[Collected data]
[Start]

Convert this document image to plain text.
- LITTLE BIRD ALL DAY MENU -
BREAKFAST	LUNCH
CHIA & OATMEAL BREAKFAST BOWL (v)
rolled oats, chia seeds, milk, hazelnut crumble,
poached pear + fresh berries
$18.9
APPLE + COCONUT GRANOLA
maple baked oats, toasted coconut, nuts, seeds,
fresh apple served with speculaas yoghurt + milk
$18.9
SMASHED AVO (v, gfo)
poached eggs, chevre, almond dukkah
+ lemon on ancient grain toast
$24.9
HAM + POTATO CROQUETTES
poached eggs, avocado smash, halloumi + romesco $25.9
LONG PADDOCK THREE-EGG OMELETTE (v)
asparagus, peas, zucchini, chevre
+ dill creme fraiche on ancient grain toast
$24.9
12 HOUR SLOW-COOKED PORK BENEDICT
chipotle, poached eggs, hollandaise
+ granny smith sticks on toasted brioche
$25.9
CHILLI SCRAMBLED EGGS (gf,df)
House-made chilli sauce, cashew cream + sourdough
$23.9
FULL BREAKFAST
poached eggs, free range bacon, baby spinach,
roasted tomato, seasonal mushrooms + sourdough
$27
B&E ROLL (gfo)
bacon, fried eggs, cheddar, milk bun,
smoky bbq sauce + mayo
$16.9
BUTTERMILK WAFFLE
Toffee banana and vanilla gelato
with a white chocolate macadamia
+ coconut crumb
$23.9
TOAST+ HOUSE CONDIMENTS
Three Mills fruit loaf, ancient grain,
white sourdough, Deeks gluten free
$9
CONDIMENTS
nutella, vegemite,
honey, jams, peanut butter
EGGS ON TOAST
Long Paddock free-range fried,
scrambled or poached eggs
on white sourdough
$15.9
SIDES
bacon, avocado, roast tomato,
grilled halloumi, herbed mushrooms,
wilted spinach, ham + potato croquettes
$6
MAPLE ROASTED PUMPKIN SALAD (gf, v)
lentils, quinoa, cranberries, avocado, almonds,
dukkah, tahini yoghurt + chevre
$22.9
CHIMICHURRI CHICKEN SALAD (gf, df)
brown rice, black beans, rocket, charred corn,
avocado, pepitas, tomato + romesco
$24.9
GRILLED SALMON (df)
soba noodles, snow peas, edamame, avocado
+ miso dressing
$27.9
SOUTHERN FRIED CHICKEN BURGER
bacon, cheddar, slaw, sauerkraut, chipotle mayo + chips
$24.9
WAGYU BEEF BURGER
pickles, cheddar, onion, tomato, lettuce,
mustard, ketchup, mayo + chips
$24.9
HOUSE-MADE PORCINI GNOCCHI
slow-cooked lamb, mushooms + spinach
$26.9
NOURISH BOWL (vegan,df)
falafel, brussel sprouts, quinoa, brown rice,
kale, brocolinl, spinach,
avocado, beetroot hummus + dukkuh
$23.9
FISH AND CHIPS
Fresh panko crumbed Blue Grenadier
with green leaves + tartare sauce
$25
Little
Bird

[End]

**WHAT IS EXPECTED**
Give all the records again. Match them exactly.

**THE ANSWER**
Convert this document image to plain text.
- LITTLE BIRD ALL DAY MENU -
BREAKFAST	LUNCH
CHIA & OATMEAL BREAKFAST BOWL (v)
rolled oats, chia seeds, milk, hazelnut crumble,
poached pear + fresh berries
$18.9
APPLE + COCONUT GRANOLA
maple baked oats, toasted coconut, nuts, seeds,
fresh apple served with speculaas yoghurt + milk
$18.9
SMASHED AVO (v, gfo)
poached eggs, chevre, almond dukkah
+ lemon on ancient grain toast
$24.9
HAM + POTATO CROQUETTES
poached eggs, avocado smash, halloumi + romesco $25.9
LONG PADDOCK THREE-EGG OMELETTE (v)
asparagus, peas, zucchini, chevre
+ dill creme fraiche on ancient grain toast
$24.9
12 HOUR SLOW-COOKED PORK BENEDICT
chipotle, poached eggs, hollandaise
+ granny smith sticks on toasted brioche
$25.9
CHILLI SCRAMBLED EGGS (gf,df)
House-made chilli sauce, cashew cream + sourdough
$23.9
FULL BREAKFAST
poached eggs, free range bacon, baby spinach,
roasted tomato, seasonal mushrooms + sourdough
$27
B&E ROLL (gfo)
bacon, fried eggs, cheddar, milk bun,
smoky bbq sauce + mayo
$16.9
BUTTERMILK WAFFLE
Toffee banana and vanilla gelato
with a white chocolate macadamia
+ coconut crumb
$23.9
TOAST+ HOUSE CONDIMENTS
Three Mills fruit loaf, ancient grain,
white sourdough, Deeks gluten free
$9
CONDIMENTS
nutella, vegemite,
honey, jams, peanut butter
EGGS ON TOAST
Long Paddock free-range fried,
scrambled or poached eggs
on white sourdough
$15.9
SIDES
bacon, avocado, roast tomato,
grilled halloumi, herbed mushrooms,
wilted spinach, ham + potato croquettes
$6
MAPLE ROASTED PUMPKIN SALAD (gf, v)
lentils, quinoa, cranberries, avocado, almonds,
dukkah, tahini yoghurt + chevre
$22.9
CHIMICHURRI CHICKEN SALAD (gf, df)
brown rice, black beans, rocket, charred corn,
avocado, pepitas, tomato + romesco
$24.9
GRILLED SALMON (df)
soba noodles, snow peas, edamame, avocado
+ miso dressing
$27.9
SOUTHERN FRIED CHICKEN BURGER
bacon, cheddar, slaw, sauerkraut, chipotle mayo + chips
$24.9
WAGYU BEEF BURGER
pickles, cheddar, onion, tomato, lettuce,
mustard, ketchup, mayo + chips
$24.9
HOUSE-MADE PORCINI GNOCCHI
slow-cooked lamb, mushooms + spinach
$26.9
NOURISH BOWL (vegan,df)
falafel, brussel sprouts, quinoa, brown rice,
kale, brocolinl, spinach,
avocado, beetroot hummus + dukkuh
$23.9
FISH AND CHIPS
Fresh panko crumbed Blue Grenadier
with green leaves + tartare sauce
$25
Little
Bird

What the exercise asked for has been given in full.